[start Listed records]

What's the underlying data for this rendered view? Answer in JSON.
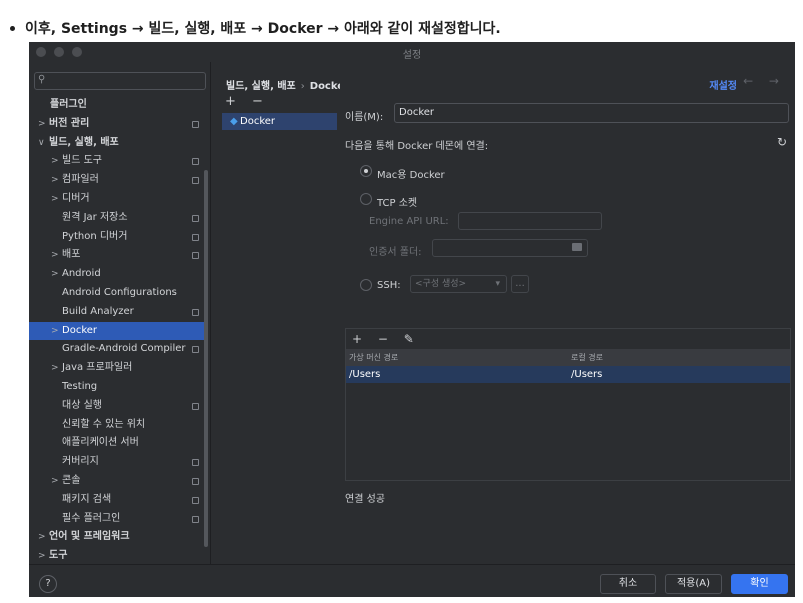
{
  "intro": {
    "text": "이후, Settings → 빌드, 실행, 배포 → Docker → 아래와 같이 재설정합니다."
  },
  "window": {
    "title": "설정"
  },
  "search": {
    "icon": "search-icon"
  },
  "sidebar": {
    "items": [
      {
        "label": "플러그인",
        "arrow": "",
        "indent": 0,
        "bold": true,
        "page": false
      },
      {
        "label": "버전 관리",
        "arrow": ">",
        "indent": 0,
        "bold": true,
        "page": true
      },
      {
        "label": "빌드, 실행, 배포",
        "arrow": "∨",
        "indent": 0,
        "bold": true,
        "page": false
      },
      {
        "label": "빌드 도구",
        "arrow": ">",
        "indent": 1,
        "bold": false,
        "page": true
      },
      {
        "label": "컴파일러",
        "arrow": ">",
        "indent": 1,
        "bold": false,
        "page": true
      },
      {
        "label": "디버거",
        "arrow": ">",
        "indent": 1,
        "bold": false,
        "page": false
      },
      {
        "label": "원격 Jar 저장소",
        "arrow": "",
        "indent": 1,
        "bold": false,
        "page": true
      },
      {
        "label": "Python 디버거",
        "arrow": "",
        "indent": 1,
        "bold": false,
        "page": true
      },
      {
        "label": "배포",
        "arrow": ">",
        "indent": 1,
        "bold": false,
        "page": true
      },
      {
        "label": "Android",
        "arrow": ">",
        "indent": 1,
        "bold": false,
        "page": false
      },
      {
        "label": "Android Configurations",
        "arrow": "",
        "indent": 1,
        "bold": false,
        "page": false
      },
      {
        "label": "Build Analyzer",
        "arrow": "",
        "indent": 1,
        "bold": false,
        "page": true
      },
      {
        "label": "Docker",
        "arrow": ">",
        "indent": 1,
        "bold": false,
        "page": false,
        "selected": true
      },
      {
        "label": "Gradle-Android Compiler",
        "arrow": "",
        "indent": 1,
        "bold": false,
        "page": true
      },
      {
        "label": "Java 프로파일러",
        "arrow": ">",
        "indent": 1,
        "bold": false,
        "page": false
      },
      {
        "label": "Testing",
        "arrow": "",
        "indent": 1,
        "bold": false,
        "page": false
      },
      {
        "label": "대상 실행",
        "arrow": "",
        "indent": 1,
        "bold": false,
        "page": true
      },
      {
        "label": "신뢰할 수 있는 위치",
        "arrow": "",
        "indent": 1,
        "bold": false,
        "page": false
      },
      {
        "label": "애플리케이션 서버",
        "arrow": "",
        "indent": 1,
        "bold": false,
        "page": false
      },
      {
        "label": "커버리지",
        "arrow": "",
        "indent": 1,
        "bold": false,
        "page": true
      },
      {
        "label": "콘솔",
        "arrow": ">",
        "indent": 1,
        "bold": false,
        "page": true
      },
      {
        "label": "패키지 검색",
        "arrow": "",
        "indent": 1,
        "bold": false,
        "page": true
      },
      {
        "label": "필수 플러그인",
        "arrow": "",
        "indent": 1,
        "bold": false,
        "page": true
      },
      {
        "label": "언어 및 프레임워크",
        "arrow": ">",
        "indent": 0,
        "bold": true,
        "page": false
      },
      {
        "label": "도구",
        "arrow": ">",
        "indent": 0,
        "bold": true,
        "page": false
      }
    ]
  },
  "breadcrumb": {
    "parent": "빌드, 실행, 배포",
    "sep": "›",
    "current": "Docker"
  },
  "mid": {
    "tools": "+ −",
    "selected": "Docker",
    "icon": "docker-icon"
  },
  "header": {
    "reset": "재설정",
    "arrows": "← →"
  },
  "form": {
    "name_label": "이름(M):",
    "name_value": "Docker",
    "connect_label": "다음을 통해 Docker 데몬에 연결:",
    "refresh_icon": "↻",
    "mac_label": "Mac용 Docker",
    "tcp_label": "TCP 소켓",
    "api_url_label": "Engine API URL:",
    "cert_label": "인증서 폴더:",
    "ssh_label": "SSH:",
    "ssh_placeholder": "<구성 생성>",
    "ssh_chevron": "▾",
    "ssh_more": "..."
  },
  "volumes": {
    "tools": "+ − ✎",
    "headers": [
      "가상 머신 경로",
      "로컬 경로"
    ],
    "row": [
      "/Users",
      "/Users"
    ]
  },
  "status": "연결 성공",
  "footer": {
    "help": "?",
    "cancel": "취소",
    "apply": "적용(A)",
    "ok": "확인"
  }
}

[end Listed records]

Retype each line of the listing above word for word. Exclude the pictures.

### Answer for this exercise
What's the underlying data for this rendered view? Answer in JSON.
{
  "intro": {
    "text": "이후, Settings → 빌드, 실행, 배포 → Docker → 아래와 같이 재설정합니다."
  },
  "window": {
    "title": "설정"
  },
  "search": {
    "icon": "search-icon"
  },
  "sidebar": {
    "items": [
      {
        "label": "플러그인",
        "arrow": "",
        "indent": 0,
        "bold": true,
        "page": false
      },
      {
        "label": "버전 관리",
        "arrow": ">",
        "indent": 0,
        "bold": true,
        "page": true
      },
      {
        "label": "빌드, 실행, 배포",
        "arrow": "∨",
        "indent": 0,
        "bold": true,
        "page": false
      },
      {
        "label": "빌드 도구",
        "arrow": ">",
        "indent": 1,
        "bold": false,
        "page": true
      },
      {
        "label": "컴파일러",
        "arrow": ">",
        "indent": 1,
        "bold": false,
        "page": true
      },
      {
        "label": "디버거",
        "arrow": ">",
        "indent": 1,
        "bold": false,
        "page": false
      },
      {
        "label": "원격 Jar 저장소",
        "arrow": "",
        "indent": 1,
        "bold": false,
        "page": true
      },
      {
        "label": "Python 디버거",
        "arrow": "",
        "indent": 1,
        "bold": false,
        "page": true
      },
      {
        "label": "배포",
        "arrow": ">",
        "indent": 1,
        "bold": false,
        "page": true
      },
      {
        "label": "Android",
        "arrow": ">",
        "indent": 1,
        "bold": false,
        "page": false
      },
      {
        "label": "Android Configurations",
        "arrow": "",
        "indent": 1,
        "bold": false,
        "page": false
      },
      {
        "label": "Build Analyzer",
        "arrow": "",
        "indent": 1,
        "bold": false,
        "page": true
      },
      {
        "label": "Docker",
        "arrow": ">",
        "indent": 1,
        "bold": false,
        "page": false,
        "selected": true
      },
      {
        "label": "Gradle-Android Compiler",
        "arrow": "",
        "indent": 1,
        "bold": false,
        "page": true
      },
      {
        "label": "Java 프로파일러",
        "arrow": ">",
        "indent": 1,
        "bold": false,
        "page": false
      },
      {
        "label": "Testing",
        "arrow": "",
        "indent": 1,
        "bold": false,
        "page": false
      },
      {
        "label": "대상 실행",
        "arrow": "",
        "indent": 1,
        "bold": false,
        "page": true
      },
      {
        "label": "신뢰할 수 있는 위치",
        "arrow": "",
        "indent": 1,
        "bold": false,
        "page": false
      },
      {
        "label": "애플리케이션 서버",
        "arrow": "",
        "indent": 1,
        "bold": false,
        "page": false
      },
      {
        "label": "커버리지",
        "arrow": "",
        "indent": 1,
        "bold": false,
        "page": true
      },
      {
        "label": "콘솔",
        "arrow": ">",
        "indent": 1,
        "bold": false,
        "page": true
      },
      {
        "label": "패키지 검색",
        "arrow": "",
        "indent": 1,
        "bold": false,
        "page": true
      },
      {
        "label": "필수 플러그인",
        "arrow": "",
        "indent": 1,
        "bold": false,
        "page": true
      },
      {
        "label": "언어 및 프레임워크",
        "arrow": ">",
        "indent": 0,
        "bold": true,
        "page": false
      },
      {
        "label": "도구",
        "arrow": ">",
        "indent": 0,
        "bold": true,
        "page": false
      }
    ]
  },
  "breadcrumb": {
    "parent": "빌드, 실행, 배포",
    "sep": "›",
    "current": "Docker"
  },
  "mid": {
    "tools": "+ −",
    "selected": "Docker",
    "icon": "docker-icon"
  },
  "header": {
    "reset": "재설정",
    "arrows": "← →"
  },
  "form": {
    "name_label": "이름(M):",
    "name_value": "Docker",
    "connect_label": "다음을 통해 Docker 데몬에 연결:",
    "refresh_icon": "↻",
    "mac_label": "Mac용 Docker",
    "tcp_label": "TCP 소켓",
    "api_url_label": "Engine API URL:",
    "cert_label": "인증서 폴더:",
    "ssh_label": "SSH:",
    "ssh_placeholder": "<구성 생성>",
    "ssh_chevron": "▾",
    "ssh_more": "..."
  },
  "volumes": {
    "tools": "+ − ✎",
    "headers": [
      "가상 머신 경로",
      "로컬 경로"
    ],
    "row": [
      "/Users",
      "/Users"
    ]
  },
  "status": "연결 성공",
  "footer": {
    "help": "?",
    "cancel": "취소",
    "apply": "적용(A)",
    "ok": "확인"
  }
}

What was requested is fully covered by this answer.